_Written problem_.
Tally the lines in these records that hold the string "community", and reply with the number alone.
##### Records shown #####
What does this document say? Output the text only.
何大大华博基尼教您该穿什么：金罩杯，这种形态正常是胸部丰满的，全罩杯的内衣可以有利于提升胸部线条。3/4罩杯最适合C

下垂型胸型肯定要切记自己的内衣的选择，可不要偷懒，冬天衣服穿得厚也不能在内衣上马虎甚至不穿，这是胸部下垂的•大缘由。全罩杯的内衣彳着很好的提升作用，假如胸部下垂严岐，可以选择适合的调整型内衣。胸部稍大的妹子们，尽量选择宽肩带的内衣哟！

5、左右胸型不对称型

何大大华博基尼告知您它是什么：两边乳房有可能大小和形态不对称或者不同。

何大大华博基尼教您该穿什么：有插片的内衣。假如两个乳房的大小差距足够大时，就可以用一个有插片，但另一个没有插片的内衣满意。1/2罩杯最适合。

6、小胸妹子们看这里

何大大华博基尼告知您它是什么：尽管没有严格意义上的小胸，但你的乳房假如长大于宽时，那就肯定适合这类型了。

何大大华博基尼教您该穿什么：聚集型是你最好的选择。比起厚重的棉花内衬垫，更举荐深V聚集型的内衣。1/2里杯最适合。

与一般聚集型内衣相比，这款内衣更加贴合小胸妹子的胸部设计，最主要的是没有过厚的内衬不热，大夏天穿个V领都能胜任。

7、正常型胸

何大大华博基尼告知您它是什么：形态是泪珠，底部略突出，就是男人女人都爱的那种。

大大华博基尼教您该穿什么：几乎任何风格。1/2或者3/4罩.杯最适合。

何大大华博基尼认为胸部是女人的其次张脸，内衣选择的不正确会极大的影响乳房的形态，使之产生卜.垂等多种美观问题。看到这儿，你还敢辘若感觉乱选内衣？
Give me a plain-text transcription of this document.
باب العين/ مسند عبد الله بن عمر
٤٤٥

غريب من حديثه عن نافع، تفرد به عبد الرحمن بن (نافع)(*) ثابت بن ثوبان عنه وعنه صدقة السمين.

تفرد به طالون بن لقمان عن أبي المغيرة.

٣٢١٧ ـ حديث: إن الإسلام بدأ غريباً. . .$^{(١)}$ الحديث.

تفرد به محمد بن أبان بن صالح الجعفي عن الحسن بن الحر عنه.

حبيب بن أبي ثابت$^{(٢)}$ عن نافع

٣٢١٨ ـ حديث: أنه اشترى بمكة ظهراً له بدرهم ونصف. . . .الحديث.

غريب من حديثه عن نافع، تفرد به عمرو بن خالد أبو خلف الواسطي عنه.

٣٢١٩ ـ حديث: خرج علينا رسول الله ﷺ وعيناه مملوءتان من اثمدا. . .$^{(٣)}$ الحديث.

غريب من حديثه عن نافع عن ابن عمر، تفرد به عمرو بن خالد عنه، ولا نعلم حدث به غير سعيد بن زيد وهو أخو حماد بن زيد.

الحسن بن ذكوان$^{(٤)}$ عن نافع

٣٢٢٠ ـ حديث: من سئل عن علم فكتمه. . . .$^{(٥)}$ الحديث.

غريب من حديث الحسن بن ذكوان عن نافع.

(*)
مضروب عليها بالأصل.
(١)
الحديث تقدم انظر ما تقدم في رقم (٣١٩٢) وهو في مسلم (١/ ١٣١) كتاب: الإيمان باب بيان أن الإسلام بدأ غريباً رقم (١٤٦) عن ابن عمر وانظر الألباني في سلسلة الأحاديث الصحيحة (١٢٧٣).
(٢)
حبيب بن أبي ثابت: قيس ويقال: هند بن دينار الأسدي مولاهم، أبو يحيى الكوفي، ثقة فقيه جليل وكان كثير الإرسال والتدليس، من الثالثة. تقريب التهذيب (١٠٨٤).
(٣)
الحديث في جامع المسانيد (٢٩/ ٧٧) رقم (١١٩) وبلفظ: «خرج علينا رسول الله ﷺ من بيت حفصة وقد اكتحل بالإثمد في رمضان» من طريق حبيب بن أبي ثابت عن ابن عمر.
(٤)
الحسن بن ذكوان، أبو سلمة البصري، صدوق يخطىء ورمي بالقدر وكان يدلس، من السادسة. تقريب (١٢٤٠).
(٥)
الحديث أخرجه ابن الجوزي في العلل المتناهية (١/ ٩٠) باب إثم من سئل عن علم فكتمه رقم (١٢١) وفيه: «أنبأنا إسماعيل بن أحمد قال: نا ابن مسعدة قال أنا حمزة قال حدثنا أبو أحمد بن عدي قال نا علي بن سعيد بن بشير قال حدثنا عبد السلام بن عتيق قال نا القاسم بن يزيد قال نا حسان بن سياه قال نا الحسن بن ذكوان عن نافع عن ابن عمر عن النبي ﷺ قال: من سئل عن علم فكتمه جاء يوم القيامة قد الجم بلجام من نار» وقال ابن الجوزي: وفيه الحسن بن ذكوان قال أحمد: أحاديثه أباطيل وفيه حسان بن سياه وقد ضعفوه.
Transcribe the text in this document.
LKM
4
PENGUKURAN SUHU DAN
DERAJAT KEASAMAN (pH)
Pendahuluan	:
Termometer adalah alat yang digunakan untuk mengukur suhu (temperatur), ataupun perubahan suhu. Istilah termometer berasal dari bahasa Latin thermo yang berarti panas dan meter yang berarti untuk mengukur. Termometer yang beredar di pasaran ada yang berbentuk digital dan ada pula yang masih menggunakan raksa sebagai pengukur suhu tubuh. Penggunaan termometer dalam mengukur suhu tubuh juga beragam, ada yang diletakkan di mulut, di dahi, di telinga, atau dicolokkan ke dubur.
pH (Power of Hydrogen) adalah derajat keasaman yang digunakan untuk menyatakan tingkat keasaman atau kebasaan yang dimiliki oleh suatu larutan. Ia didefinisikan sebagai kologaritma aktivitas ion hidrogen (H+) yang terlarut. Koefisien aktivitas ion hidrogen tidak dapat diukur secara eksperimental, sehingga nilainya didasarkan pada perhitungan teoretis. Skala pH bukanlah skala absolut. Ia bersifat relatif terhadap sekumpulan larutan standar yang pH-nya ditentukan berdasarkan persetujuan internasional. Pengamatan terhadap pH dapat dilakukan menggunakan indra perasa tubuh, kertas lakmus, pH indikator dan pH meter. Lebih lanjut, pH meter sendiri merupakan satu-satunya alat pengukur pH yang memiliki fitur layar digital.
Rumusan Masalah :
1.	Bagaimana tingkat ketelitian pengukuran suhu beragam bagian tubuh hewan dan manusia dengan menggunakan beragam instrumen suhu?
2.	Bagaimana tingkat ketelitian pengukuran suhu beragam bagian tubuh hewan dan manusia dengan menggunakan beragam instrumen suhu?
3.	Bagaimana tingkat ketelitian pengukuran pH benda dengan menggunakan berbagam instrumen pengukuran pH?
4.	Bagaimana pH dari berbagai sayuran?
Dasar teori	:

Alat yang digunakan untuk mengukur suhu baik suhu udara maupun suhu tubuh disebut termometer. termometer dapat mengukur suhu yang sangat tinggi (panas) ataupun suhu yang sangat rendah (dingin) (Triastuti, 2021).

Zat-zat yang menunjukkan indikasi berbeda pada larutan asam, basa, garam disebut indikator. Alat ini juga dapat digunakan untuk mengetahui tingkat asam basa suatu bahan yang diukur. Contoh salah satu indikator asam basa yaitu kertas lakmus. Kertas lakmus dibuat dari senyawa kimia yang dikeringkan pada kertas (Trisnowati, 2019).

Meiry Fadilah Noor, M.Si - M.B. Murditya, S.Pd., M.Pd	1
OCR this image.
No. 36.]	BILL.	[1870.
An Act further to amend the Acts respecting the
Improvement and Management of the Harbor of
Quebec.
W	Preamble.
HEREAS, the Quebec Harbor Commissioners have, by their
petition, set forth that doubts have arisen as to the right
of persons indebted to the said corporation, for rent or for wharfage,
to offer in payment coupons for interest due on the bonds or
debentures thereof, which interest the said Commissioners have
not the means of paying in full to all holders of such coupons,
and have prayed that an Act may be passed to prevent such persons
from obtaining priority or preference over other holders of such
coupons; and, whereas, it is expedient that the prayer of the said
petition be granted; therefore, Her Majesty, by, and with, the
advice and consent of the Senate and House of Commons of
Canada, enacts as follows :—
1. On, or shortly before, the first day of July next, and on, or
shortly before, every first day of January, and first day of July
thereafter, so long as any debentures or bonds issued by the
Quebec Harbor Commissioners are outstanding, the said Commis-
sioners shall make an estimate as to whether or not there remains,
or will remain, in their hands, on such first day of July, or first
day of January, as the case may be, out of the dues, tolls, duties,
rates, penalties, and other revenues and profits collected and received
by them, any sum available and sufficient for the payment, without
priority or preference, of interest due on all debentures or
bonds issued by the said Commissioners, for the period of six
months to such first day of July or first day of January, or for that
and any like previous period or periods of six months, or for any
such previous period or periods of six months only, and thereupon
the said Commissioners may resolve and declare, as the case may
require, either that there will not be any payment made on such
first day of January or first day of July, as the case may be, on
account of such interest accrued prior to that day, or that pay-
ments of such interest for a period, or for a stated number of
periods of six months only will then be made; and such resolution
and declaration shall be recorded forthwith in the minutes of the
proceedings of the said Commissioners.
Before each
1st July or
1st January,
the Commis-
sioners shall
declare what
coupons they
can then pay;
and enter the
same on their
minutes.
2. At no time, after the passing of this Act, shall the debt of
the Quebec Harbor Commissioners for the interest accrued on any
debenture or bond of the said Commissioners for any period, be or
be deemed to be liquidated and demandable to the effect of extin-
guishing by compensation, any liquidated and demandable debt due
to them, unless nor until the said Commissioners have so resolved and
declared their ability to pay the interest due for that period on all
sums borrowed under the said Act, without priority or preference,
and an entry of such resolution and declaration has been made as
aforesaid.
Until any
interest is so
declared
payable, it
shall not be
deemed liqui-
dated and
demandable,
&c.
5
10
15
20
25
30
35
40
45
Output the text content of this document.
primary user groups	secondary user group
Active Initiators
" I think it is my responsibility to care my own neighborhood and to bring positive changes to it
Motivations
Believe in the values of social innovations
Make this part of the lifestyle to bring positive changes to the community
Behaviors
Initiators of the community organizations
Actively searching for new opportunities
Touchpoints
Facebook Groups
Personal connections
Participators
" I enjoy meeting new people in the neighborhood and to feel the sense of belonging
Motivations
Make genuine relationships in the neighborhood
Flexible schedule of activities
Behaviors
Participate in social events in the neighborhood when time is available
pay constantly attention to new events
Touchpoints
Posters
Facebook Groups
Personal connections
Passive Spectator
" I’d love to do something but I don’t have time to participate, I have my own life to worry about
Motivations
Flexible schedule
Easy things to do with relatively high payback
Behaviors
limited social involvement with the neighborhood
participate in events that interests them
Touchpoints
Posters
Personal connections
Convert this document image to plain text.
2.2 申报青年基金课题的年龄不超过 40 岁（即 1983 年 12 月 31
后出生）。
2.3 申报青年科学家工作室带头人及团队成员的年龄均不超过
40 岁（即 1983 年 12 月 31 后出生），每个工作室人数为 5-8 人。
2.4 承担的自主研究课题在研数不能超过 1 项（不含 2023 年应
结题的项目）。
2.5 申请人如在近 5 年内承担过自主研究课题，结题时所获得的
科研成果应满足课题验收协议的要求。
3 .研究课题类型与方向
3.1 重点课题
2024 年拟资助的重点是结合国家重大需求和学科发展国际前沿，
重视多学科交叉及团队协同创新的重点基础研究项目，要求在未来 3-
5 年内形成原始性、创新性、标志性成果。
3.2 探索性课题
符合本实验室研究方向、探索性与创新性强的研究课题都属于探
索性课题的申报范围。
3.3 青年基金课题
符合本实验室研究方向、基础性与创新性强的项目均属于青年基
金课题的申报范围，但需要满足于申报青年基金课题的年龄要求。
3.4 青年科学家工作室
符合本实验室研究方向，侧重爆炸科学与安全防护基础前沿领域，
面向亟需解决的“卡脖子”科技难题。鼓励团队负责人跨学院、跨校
#####
_The reply_.
2